(TAREA A) Según el texto sobre la tía María, ¿cuál era el índice de analfabetismo femenino?
(TAREA B) Enumera todo lo que, según el texto sobre la tía María, las mujeres del siglo XIX no tenían derecho legal a hacer.

(TEXTO DADO)

La tía María (no es mi tía, era tía de mi abuela) fue excepcional en muchos aspectos. Culta (hablaba tres idiomas), inteligente, gran aficionada a la lectura y con inquietudes intelectuales. Vivió en un siglo, el XIX, en el que las mujeres no tenían derecho legal a votar, a firmar un contrato, a gestionar dinero, a tomar ninguna decisión importante ni siquiera de su propia vida y cuya educación estaba dirigida a "las labores propias de su sexo".

Con un indice de analfabetismo femenino del 89 % parece mala época para nacer siendo una mujer con ganas de aprender. Sin embargo María Sanjurjo Pérez tuvo suerte, nació en una familia de curiosos, que potenciaba a los hombres pero no olvidaba a las mujeres. De hecho, todas las hijas del viejo Habilidades, tias de María, esudiaron magisterio, es famosa la frase de Lorenzo Sanjurjo Badía, de niño, que se quejaba amargamente de que sus hermanas estudiasen y ellos no, !y luego querran heredar como nosotros¡.

El viejo Habilidades y María Badía , creían en el potencial de sus hijas y María, su nieta, se aprovechó de eso. Hija mayor de Miguel y Manuela , debió nacer entre 1855 y 1860, primera hija y probabalemente primera nieta, su infancia parece que fue muy felíz entre su casa de Sada y la fundición de sus abuelos en A Coruña, donde pasaba largas temporadas ya que tenía tias de su edad, y allí estudió magisterio.

(REGISTROS PROPORCIONADOS)
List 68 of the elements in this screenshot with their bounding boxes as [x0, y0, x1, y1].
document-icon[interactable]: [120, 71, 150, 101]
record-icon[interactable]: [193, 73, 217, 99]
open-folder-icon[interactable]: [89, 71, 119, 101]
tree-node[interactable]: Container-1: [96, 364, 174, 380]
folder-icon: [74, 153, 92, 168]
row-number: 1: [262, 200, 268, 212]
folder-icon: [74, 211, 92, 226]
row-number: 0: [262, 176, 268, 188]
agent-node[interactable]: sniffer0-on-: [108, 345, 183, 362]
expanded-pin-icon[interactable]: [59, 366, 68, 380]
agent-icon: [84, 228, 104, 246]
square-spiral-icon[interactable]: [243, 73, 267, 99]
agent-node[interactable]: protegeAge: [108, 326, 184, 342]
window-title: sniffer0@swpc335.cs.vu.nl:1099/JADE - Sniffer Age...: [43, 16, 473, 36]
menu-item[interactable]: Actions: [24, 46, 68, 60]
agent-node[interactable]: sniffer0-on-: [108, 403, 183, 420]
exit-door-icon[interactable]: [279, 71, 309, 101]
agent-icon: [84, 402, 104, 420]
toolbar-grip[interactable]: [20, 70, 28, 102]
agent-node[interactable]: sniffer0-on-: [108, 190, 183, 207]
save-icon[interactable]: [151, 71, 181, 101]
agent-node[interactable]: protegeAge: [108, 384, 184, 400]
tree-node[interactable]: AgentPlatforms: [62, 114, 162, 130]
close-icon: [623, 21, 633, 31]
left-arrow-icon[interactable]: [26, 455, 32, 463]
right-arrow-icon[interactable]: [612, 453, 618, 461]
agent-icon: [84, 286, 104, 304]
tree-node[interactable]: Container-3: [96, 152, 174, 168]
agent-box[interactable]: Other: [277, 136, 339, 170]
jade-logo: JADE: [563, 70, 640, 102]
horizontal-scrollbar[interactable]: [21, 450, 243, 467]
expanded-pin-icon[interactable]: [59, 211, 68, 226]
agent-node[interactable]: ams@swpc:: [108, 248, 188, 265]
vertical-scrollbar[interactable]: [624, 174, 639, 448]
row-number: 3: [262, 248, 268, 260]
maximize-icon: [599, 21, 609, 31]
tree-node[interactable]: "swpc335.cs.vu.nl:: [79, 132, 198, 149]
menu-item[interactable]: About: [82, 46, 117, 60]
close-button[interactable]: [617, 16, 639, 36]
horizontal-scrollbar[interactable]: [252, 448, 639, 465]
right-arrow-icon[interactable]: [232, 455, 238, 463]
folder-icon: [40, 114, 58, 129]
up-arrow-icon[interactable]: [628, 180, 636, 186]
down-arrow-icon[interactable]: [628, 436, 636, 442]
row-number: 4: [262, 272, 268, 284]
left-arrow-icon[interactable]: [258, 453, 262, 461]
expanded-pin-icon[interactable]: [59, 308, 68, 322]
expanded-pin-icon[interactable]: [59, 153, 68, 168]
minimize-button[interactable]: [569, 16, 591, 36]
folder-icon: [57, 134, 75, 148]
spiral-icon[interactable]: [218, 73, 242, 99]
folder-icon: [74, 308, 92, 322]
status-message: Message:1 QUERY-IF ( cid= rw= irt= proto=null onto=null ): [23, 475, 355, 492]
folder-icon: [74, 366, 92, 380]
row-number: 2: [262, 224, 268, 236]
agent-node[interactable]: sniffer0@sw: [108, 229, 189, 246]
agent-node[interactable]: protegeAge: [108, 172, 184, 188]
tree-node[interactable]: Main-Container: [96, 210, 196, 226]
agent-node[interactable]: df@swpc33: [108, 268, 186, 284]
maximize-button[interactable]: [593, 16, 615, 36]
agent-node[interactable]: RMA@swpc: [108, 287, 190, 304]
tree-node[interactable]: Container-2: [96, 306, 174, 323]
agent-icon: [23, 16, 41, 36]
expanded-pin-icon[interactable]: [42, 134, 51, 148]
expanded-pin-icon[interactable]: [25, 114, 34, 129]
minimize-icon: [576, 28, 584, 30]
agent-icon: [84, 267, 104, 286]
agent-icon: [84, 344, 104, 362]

(RESPUESTA A) Del 89 %.

(RESPUESTA B)
- Votar.
- Firmar un contrato.
- Gestionar dinero.
- Tomar ninguna decisión importante, ni siquiera de su propia vida.